═══ Material supplied ═══

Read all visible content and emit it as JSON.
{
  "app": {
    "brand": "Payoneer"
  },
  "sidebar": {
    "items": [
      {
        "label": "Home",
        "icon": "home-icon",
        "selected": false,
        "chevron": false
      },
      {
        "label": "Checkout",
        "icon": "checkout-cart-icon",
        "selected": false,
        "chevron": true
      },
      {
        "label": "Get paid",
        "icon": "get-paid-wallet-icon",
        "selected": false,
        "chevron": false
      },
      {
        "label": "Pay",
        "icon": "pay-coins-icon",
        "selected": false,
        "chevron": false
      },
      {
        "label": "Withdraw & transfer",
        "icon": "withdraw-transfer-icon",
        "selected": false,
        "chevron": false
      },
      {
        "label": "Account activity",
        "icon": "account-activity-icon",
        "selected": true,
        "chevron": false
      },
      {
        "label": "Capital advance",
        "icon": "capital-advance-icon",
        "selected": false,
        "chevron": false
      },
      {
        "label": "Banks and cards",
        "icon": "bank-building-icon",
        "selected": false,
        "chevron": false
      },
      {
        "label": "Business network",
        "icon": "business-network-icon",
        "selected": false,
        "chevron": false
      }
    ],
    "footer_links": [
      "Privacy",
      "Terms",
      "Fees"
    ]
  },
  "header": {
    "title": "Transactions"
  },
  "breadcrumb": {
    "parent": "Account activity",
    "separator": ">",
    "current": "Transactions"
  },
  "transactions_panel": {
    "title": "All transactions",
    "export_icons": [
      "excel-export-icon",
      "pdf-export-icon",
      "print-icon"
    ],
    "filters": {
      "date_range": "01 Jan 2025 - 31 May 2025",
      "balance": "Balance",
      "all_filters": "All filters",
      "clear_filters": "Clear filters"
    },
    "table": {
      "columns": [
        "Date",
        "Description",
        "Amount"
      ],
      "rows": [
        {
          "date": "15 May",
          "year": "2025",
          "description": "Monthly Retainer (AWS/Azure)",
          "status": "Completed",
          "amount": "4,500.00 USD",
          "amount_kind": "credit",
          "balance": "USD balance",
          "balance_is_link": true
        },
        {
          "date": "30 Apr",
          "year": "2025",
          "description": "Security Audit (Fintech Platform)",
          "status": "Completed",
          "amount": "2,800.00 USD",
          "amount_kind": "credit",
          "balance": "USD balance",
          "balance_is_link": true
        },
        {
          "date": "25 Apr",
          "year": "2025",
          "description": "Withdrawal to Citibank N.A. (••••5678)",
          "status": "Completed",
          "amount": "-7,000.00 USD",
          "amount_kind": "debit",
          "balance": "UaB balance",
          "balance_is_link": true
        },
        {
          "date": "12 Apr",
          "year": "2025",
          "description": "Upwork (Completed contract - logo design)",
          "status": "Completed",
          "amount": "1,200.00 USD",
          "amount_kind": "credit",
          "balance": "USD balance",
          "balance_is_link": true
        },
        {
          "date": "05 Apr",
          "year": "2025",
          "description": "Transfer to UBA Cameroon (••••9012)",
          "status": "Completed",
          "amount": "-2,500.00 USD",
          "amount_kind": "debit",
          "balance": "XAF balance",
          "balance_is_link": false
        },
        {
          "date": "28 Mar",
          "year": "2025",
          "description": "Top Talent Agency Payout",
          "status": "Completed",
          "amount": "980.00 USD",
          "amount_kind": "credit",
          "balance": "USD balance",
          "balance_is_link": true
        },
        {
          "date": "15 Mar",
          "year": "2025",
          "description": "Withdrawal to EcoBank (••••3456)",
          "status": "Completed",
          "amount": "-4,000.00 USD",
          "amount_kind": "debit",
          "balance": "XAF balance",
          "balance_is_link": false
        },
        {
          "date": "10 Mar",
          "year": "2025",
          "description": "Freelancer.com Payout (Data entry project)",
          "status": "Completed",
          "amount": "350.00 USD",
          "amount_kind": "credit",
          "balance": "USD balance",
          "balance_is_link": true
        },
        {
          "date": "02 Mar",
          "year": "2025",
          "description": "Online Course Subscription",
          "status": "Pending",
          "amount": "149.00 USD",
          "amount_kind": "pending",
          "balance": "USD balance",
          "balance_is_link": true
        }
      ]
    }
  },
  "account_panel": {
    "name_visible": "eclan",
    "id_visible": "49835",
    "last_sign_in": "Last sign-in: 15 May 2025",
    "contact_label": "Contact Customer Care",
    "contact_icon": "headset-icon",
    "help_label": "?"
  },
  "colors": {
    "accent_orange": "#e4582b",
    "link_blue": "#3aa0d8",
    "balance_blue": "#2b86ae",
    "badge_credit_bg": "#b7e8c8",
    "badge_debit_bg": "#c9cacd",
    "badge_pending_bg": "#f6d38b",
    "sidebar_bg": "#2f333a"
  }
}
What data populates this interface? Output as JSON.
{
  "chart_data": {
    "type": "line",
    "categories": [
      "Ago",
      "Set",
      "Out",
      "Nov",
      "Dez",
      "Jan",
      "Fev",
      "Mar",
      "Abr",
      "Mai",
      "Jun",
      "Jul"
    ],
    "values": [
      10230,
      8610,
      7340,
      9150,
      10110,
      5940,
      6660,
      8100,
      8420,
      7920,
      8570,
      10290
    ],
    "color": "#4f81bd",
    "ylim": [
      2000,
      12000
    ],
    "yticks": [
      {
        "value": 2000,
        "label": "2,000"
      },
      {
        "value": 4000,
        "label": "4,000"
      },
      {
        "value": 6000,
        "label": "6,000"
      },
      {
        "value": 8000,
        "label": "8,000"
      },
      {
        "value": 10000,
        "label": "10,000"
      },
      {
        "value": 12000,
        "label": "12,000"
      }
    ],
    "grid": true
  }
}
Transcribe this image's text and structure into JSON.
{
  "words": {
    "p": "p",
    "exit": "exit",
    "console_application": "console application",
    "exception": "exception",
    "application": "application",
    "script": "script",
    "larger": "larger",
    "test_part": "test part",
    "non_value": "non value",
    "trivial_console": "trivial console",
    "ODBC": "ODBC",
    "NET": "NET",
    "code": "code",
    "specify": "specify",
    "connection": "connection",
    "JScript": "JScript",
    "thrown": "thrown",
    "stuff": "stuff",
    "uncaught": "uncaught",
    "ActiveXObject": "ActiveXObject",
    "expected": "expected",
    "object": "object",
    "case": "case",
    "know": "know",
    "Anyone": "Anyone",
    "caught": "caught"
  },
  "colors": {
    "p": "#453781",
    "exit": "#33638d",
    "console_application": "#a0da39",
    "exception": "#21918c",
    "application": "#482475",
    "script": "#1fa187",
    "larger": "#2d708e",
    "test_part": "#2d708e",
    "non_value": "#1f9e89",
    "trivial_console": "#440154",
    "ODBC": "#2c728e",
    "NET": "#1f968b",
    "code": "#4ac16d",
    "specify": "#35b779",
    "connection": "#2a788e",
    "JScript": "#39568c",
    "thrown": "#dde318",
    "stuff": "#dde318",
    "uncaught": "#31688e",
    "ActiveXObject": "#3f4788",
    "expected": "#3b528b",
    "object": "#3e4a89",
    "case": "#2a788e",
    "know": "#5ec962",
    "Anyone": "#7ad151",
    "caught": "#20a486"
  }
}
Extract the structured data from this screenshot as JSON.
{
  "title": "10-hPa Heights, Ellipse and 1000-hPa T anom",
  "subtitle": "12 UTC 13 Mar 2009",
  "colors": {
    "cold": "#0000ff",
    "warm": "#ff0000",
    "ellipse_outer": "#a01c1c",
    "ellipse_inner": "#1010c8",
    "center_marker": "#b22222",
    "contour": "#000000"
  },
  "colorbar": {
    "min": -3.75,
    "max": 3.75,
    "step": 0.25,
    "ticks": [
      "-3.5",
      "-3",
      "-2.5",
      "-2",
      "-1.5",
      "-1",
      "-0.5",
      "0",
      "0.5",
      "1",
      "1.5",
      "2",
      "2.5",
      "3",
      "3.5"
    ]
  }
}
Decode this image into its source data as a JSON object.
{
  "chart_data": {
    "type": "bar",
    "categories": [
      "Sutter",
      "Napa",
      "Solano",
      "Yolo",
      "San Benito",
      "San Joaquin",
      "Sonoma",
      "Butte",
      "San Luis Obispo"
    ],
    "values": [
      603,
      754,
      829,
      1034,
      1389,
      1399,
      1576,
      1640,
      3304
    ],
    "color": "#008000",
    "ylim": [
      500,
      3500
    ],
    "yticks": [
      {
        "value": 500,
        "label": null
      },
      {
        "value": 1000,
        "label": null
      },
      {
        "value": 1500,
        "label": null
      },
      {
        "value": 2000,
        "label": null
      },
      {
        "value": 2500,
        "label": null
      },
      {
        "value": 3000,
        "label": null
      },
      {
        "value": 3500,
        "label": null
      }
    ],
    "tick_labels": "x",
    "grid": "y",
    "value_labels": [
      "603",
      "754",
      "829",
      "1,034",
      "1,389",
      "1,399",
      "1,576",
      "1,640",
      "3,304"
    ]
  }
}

═══

Each line that has the word "filters" counts once. How many such lines are in the data? Give the number alone.

3